» Data drawn from a collection:
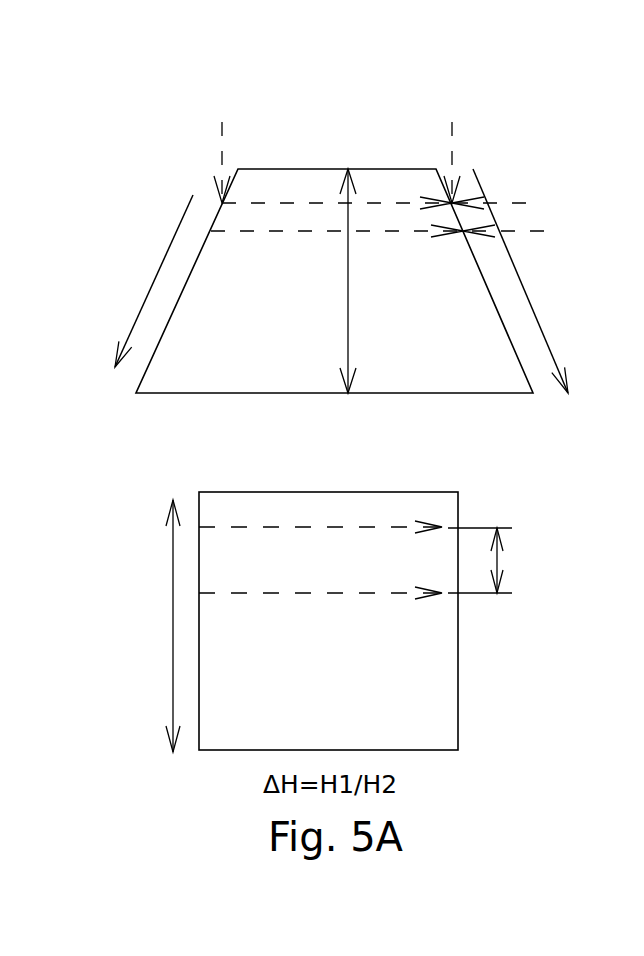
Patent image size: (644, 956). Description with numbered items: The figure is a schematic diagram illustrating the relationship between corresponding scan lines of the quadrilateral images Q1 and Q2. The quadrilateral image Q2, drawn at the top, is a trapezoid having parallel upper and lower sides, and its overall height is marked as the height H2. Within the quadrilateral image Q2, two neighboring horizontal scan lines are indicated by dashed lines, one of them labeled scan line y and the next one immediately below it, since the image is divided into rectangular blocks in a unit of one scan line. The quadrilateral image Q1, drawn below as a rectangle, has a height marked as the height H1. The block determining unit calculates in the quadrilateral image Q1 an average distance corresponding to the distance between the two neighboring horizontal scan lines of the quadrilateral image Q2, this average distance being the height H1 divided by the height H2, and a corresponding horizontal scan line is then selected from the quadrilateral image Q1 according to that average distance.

The quadrilateral image Q1 is at (168, 490).
The quadrilateral image Q2 is at (482, 127).
The horizontal scan line y is at (388, 198).
The height of quadrilateral image Q1 H1 is at (156, 626).
The height of quadrilateral image Q2 H2 is at (366, 281).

» YOUR TASK:
Can you reproduce every line of the items above word for word, leaving the pictures out?

» CORRECT OUTPUT:
Patent image size: (644, 956). Description with numbered items: The figure is a schematic diagram illustrating the relationship between corresponding scan lines of the quadrilateral images Q1 and Q2. The quadrilateral image Q2, drawn at the top, is a trapezoid having parallel upper and lower sides, and its overall height is marked as the height H2. Within the quadrilateral image Q2, two neighboring horizontal scan lines are indicated by dashed lines, one of them labeled scan line y and the next one immediately below it, since the image is divided into rectangular blocks in a unit of one scan line. The quadrilateral image Q1, drawn below as a rectangle, has a height marked as the height H1. The block determining unit calculates in the quadrilateral image Q1 an average distance corresponding to the distance between the two neighboring horizontal scan lines of the quadrilateral image Q2, this average distance being the height H1 divided by the height H2, and a corresponding horizontal scan line is then selected from the quadrilateral image Q1 according to that average distance.

The quadrilateral image Q1 is at (168, 490).
The quadrilateral image Q2 is at (482, 127).
The horizontal scan line y is at (388, 198).
The height of quadrilateral image Q1 H1 is at (156, 626).
The height of quadrilateral image Q2 H2 is at (366, 281).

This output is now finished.